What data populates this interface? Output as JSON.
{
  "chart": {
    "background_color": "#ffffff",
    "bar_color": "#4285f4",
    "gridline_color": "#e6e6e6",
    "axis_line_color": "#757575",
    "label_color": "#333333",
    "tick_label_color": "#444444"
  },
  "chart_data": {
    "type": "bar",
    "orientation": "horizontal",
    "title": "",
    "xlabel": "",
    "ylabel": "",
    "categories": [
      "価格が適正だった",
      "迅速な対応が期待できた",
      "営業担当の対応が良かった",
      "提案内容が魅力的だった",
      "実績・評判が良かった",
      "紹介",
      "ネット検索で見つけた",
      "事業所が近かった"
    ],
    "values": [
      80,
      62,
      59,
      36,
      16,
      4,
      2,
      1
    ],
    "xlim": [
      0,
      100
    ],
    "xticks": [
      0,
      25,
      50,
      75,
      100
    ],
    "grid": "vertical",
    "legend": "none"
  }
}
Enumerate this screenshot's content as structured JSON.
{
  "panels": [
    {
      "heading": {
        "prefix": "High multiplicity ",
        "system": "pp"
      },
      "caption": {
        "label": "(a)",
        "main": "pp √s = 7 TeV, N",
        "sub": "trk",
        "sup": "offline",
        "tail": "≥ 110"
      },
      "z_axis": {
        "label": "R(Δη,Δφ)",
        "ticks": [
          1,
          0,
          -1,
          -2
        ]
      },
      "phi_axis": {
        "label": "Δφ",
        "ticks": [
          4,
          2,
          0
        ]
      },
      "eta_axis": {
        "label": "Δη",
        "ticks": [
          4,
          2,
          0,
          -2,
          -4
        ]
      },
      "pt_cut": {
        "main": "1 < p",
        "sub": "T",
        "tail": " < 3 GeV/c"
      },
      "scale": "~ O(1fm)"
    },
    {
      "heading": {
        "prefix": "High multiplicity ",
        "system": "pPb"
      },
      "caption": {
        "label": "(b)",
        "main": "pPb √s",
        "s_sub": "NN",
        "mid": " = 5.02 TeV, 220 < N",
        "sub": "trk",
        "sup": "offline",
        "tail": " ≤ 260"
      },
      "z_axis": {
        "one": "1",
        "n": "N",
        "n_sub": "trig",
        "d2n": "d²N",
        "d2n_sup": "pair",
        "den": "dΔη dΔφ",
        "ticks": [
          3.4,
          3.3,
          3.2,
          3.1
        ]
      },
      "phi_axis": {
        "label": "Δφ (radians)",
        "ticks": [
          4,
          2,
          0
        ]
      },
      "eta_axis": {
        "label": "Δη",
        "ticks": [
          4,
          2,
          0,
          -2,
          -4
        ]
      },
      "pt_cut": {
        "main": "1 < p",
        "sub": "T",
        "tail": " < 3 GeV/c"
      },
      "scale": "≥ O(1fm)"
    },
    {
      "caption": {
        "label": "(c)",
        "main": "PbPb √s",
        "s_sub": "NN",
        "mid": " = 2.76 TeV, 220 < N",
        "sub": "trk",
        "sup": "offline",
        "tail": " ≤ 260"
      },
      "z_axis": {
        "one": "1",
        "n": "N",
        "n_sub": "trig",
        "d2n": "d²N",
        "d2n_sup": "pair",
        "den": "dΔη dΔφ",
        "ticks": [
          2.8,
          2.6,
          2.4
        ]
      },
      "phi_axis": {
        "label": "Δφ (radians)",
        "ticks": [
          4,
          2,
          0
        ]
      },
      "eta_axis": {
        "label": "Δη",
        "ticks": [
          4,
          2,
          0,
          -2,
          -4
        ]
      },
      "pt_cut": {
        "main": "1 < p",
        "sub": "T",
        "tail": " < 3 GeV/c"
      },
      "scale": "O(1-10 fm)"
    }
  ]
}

● ● ●

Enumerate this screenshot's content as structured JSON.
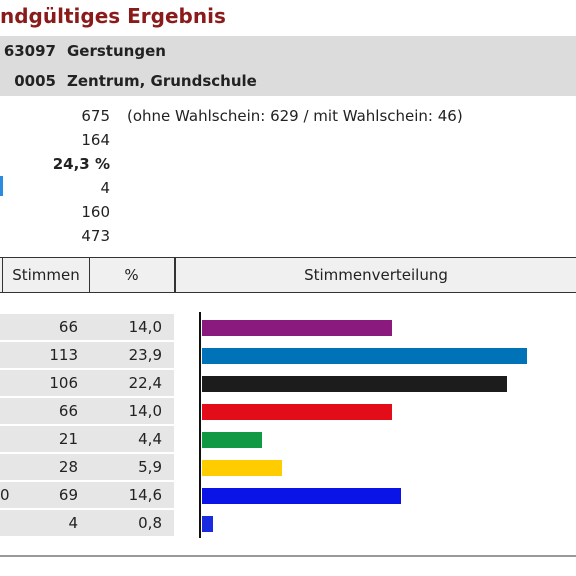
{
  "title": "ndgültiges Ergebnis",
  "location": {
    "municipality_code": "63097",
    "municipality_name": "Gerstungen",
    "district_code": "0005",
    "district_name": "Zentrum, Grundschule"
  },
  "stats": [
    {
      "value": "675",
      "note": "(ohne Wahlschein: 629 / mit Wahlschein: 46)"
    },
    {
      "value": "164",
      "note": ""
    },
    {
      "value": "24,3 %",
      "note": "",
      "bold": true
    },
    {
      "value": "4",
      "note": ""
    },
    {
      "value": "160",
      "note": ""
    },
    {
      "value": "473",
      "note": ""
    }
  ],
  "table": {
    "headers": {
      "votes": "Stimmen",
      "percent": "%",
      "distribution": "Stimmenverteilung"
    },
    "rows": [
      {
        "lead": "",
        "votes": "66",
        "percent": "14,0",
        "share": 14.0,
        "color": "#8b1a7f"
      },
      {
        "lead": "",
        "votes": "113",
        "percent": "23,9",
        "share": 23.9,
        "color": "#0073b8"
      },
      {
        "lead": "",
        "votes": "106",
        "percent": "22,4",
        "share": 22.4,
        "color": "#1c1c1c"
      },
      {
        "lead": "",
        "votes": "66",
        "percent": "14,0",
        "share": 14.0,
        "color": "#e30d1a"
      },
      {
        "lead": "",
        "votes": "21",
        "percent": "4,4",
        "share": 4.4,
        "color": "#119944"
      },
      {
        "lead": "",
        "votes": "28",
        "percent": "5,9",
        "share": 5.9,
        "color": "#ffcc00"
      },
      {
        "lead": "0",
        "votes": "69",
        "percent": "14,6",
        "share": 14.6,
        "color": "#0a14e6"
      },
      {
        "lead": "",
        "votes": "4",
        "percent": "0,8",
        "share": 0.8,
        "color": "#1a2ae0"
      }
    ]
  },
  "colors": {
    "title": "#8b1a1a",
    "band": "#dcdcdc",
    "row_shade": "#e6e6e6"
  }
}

● ● ●

Aim —
Give the count of lines in the listing above that include "title", with no other words.

Solution to this task —
3